*Your goal*.
In the listing below, count the lines with "triangle" and report only the figure.

....................

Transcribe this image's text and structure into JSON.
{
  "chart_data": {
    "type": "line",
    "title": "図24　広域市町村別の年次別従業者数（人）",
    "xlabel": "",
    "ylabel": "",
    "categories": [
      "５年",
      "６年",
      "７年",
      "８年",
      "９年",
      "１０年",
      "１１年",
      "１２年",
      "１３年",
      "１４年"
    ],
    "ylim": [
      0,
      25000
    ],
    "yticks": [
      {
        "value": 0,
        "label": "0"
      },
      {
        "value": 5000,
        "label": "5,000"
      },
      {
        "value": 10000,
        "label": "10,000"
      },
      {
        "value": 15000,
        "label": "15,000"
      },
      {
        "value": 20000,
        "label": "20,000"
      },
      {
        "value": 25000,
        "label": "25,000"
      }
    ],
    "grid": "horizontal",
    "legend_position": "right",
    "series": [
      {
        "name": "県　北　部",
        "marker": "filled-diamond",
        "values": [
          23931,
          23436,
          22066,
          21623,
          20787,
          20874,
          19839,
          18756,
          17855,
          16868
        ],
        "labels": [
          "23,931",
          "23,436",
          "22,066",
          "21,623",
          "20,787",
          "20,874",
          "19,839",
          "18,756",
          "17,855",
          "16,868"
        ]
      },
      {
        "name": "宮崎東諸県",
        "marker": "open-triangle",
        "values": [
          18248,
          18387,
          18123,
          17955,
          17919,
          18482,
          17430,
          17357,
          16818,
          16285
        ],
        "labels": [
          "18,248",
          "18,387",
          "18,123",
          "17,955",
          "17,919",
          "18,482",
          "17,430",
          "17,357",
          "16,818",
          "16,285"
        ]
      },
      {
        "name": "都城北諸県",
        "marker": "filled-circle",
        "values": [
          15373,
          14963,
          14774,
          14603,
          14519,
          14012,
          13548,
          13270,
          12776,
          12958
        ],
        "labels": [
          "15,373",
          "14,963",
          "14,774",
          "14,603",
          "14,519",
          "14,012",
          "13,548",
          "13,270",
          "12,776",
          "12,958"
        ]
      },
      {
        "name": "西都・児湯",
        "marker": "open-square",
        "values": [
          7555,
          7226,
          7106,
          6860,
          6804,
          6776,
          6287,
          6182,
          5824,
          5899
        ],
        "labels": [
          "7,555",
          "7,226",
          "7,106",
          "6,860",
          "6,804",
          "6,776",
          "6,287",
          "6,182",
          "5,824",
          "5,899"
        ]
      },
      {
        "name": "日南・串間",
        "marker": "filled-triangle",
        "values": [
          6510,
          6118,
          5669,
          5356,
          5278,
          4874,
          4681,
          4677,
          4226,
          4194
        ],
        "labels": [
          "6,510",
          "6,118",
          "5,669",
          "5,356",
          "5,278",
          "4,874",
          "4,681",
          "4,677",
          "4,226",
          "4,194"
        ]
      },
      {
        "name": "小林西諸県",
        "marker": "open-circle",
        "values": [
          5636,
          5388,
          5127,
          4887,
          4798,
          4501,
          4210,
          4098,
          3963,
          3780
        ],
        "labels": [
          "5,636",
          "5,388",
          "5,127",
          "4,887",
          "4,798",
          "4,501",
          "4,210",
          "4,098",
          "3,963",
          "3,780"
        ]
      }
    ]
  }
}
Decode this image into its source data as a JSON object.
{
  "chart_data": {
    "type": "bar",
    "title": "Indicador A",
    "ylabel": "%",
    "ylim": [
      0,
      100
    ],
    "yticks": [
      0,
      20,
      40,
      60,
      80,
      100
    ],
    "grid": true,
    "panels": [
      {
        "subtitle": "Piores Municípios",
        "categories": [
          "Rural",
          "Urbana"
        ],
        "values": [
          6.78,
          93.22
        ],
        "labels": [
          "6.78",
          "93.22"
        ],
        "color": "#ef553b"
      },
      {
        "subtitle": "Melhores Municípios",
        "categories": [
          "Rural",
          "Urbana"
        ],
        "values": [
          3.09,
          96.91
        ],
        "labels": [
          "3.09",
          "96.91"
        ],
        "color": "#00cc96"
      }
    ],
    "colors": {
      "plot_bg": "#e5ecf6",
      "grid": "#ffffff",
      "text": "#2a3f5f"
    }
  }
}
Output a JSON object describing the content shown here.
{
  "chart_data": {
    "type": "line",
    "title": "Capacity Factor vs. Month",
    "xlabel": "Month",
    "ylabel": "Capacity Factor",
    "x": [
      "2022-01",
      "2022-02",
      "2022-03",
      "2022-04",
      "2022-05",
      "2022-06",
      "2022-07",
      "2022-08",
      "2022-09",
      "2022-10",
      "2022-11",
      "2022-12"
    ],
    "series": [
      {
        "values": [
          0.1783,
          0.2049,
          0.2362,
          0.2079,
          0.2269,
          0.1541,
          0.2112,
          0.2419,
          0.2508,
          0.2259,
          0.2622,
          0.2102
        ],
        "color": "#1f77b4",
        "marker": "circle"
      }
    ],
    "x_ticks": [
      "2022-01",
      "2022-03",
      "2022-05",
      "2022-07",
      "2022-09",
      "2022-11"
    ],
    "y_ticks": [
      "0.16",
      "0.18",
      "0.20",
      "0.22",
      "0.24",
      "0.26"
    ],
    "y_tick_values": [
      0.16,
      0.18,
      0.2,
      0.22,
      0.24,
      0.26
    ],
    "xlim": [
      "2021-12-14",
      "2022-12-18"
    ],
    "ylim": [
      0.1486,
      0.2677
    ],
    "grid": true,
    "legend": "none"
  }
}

....................

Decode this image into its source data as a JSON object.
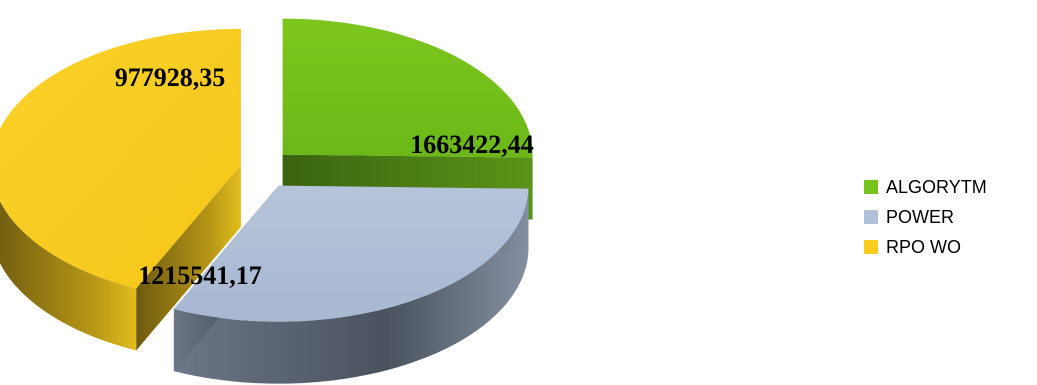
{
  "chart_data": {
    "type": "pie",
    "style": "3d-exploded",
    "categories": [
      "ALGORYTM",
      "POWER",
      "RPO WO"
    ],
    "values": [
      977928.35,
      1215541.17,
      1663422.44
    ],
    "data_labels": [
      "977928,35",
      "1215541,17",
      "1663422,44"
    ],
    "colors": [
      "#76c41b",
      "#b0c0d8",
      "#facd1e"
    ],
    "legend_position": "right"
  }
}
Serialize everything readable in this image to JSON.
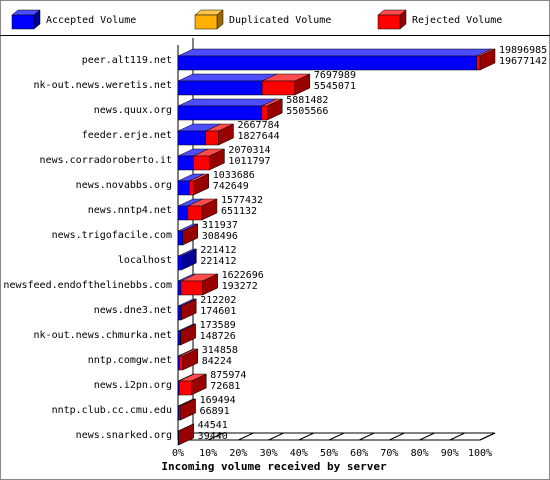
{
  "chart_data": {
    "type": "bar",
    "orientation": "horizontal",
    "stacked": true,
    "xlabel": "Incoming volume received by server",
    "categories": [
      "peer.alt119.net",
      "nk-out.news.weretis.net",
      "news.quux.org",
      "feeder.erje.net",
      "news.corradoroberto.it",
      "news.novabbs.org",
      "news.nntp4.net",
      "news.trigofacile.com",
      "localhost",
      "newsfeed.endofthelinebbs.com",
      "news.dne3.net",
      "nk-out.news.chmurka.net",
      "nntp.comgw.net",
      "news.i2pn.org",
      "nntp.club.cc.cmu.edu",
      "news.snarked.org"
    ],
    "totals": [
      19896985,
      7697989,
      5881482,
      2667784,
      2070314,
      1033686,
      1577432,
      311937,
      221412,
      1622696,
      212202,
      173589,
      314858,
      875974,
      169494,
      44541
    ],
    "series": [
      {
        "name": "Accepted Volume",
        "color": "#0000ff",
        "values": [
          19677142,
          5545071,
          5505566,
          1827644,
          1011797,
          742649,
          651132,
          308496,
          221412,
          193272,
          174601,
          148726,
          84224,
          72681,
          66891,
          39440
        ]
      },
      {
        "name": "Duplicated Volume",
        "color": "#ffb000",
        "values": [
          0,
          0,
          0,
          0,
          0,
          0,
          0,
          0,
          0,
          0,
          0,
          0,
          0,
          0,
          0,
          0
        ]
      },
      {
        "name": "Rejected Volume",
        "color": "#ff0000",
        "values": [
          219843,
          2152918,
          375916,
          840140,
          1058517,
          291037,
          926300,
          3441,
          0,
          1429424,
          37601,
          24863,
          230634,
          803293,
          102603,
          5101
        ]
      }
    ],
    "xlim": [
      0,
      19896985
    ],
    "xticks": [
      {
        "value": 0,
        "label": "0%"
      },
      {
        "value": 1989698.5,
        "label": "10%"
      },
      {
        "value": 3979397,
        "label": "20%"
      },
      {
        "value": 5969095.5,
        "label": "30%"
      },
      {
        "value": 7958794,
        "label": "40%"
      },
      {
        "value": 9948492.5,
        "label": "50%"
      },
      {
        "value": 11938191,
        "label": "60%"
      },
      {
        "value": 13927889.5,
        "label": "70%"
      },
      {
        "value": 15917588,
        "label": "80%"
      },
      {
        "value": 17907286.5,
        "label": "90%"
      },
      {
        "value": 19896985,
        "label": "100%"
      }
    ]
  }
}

....................

*Correct response*.
2